* **Request**: Repeat, exactly and completely, the entries shown underneath.

* **Extracted records**:
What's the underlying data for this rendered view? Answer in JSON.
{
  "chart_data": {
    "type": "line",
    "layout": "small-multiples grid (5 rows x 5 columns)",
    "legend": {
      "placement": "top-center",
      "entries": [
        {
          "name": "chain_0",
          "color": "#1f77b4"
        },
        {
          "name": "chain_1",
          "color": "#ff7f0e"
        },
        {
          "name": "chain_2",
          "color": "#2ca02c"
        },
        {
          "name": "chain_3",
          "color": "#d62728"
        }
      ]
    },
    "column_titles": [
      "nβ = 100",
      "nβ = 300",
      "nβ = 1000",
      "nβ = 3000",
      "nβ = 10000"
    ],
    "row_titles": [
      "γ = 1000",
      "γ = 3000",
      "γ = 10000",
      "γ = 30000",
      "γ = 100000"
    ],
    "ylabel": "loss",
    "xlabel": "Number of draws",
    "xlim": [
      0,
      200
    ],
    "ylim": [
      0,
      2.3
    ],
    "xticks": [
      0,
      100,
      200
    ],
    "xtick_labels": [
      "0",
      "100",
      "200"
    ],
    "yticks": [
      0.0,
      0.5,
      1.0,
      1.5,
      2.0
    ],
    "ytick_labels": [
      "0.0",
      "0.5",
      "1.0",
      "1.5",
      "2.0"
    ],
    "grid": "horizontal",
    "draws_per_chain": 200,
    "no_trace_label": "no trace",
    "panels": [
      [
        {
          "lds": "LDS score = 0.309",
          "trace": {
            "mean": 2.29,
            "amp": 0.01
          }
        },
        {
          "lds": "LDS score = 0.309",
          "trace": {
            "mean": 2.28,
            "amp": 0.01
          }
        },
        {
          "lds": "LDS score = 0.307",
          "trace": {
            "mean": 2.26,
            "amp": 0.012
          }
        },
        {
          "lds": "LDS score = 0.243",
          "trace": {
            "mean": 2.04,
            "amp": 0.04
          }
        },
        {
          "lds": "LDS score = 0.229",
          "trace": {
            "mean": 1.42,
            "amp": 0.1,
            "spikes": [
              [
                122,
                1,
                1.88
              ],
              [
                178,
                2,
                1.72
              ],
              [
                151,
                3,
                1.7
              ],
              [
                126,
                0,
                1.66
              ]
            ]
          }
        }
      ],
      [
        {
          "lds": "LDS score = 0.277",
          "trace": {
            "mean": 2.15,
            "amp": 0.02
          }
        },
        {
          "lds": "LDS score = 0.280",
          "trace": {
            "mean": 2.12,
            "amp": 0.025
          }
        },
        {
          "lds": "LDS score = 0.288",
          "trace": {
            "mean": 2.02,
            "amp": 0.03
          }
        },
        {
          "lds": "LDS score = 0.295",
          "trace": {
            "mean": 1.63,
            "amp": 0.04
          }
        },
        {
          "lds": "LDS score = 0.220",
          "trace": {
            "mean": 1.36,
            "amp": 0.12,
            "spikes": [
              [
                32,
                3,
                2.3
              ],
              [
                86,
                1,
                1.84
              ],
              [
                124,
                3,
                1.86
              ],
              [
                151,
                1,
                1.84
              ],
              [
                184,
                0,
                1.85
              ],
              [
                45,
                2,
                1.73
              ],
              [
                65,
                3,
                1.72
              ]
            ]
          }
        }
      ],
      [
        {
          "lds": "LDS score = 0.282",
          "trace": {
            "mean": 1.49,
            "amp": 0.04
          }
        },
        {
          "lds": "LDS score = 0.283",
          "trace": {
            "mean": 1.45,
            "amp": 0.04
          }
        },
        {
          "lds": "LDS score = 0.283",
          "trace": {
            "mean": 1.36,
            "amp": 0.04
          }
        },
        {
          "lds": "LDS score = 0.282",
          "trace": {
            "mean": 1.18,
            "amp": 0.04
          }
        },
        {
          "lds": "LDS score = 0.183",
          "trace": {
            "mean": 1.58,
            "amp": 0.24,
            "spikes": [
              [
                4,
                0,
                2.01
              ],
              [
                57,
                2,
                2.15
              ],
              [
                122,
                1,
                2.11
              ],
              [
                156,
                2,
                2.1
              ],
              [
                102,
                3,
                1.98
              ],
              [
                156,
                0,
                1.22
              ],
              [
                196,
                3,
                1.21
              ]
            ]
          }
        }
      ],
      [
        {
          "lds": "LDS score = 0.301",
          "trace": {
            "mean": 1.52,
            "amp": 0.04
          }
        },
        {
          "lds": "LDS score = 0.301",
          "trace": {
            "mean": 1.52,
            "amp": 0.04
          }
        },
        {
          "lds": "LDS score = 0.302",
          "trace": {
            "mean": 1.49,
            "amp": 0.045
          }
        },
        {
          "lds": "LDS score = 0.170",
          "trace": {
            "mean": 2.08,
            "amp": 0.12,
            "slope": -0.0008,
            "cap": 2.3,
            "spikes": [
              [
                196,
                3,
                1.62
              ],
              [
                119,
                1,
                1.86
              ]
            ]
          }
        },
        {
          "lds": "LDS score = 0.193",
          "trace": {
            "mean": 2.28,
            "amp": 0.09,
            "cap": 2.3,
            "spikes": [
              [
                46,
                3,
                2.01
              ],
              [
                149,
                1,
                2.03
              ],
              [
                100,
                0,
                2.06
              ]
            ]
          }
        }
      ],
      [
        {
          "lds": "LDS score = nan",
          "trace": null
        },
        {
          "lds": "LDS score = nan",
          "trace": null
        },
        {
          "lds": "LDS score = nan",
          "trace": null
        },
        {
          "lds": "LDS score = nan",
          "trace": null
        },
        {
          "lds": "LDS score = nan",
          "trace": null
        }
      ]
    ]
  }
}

* **Answer to this problem**:
What's the underlying data for this rendered view? Answer in JSON.
{
  "chart_data": {
    "type": "line",
    "layout": "small-multiples grid (5 rows x 5 columns)",
    "legend": {
      "placement": "top-center",
      "entries": [
        {
          "name": "chain_0",
          "color": "#1f77b4"
        },
        {
          "name": "chain_1",
          "color": "#ff7f0e"
        },
        {
          "name": "chain_2",
          "color": "#2ca02c"
        },
        {
          "name": "chain_3",
          "color": "#d62728"
        }
      ]
    },
    "column_titles": [
      "nβ = 100",
      "nβ = 300",
      "nβ = 1000",
      "nβ = 3000",
      "nβ = 10000"
    ],
    "row_titles": [
      "γ = 1000",
      "γ = 3000",
      "γ = 10000",
      "γ = 30000",
      "γ = 100000"
    ],
    "ylabel": "loss",
    "xlabel": "Number of draws",
    "xlim": [
      0,
      200
    ],
    "ylim": [
      0,
      2.3
    ],
    "xticks": [
      0,
      100,
      200
    ],
    "xtick_labels": [
      "0",
      "100",
      "200"
    ],
    "yticks": [
      0.0,
      0.5,
      1.0,
      1.5,
      2.0
    ],
    "ytick_labels": [
      "0.0",
      "0.5",
      "1.0",
      "1.5",
      "2.0"
    ],
    "grid": "horizontal",
    "draws_per_chain": 200,
    "no_trace_label": "no trace",
    "panels": [
      [
        {
          "lds": "LDS score = 0.309",
          "trace": {
            "mean": 2.29,
            "amp": 0.01
          }
        },
        {
          "lds": "LDS score = 0.309",
          "trace": {
            "mean": 2.28,
            "amp": 0.01
          }
        },
        {
          "lds": "LDS score = 0.307",
          "trace": {
            "mean": 2.26,
            "amp": 0.012
          }
        },
        {
          "lds": "LDS score = 0.243",
          "trace": {
            "mean": 2.04,
            "amp": 0.04
          }
        },
        {
          "lds": "LDS score = 0.229",
          "trace": {
            "mean": 1.42,
            "amp": 0.1,
            "spikes": [
              [
                122,
                1,
                1.88
              ],
              [
                178,
                2,
                1.72
              ],
              [
                151,
                3,
                1.7
              ],
              [
                126,
                0,
                1.66
              ]
            ]
          }
        }
      ],
      [
        {
          "lds": "LDS score = 0.277",
          "trace": {
            "mean": 2.15,
            "amp": 0.02
          }
        },
        {
          "lds": "LDS score = 0.280",
          "trace": {
            "mean": 2.12,
            "amp": 0.025
          }
        },
        {
          "lds": "LDS score = 0.288",
          "trace": {
            "mean": 2.02,
            "amp": 0.03
          }
        },
        {
          "lds": "LDS score = 0.295",
          "trace": {
            "mean": 1.63,
            "amp": 0.04
          }
        },
        {
          "lds": "LDS score = 0.220",
          "trace": {
            "mean": 1.36,
            "amp": 0.12,
            "spikes": [
              [
                32,
                3,
                2.3
              ],
              [
                86,
                1,
                1.84
              ],
              [
                124,
                3,
                1.86
              ],
              [
                151,
                1,
                1.84
              ],
              [
                184,
                0,
                1.85
              ],
              [
                45,
                2,
                1.73
              ],
              [
                65,
                3,
                1.72
              ]
            ]
          }
        }
      ],
      [
        {
          "lds": "LDS score = 0.282",
          "trace": {
            "mean": 1.49,
            "amp": 0.04
          }
        },
        {
          "lds": "LDS score = 0.283",
          "trace": {
            "mean": 1.45,
            "amp": 0.04
          }
        },
        {
          "lds": "LDS score = 0.283",
          "trace": {
            "mean": 1.36,
            "amp": 0.04
          }
        },
        {
          "lds": "LDS score = 0.282",
          "trace": {
            "mean": 1.18,
            "amp": 0.04
          }
        },
        {
          "lds": "LDS score = 0.183",
          "trace": {
            "mean": 1.58,
            "amp": 0.24,
            "spikes": [
              [
                4,
                0,
                2.01
              ],
              [
                57,
                2,
                2.15
              ],
              [
                122,
                1,
                2.11
              ],
              [
                156,
                2,
                2.1
              ],
              [
                102,
                3,
                1.98
              ],
              [
                156,
                0,
                1.22
              ],
              [
                196,
                3,
                1.21
              ]
            ]
          }
        }
      ],
      [
        {
          "lds": "LDS score = 0.301",
          "trace": {
            "mean": 1.52,
            "amp": 0.04
          }
        },
        {
          "lds": "LDS score = 0.301",
          "trace": {
            "mean": 1.52,
            "amp": 0.04
          }
        },
        {
          "lds": "LDS score = 0.302",
          "trace": {
            "mean": 1.49,
            "amp": 0.045
          }
        },
        {
          "lds": "LDS score = 0.170",
          "trace": {
            "mean": 2.08,
            "amp": 0.12,
            "slope": -0.0008,
            "cap": 2.3,
            "spikes": [
              [
                196,
                3,
                1.62
              ],
              [
                119,
                1,
                1.86
              ]
            ]
          }
        },
        {
          "lds": "LDS score = 0.193",
          "trace": {
            "mean": 2.28,
            "amp": 0.09,
            "cap": 2.3,
            "spikes": [
              [
                46,
                3,
                2.01
              ],
              [
                149,
                1,
                2.03
              ],
              [
                100,
                0,
                2.06
              ]
            ]
          }
        }
      ],
      [
        {
          "lds": "LDS score = nan",
          "trace": null
        },
        {
          "lds": "LDS score = nan",
          "trace": null
        },
        {
          "lds": "LDS score = nan",
          "trace": null
        },
        {
          "lds": "LDS score = nan",
          "trace": null
        },
        {
          "lds": "LDS score = nan",
          "trace": null
        }
      ]
    ]
  }
}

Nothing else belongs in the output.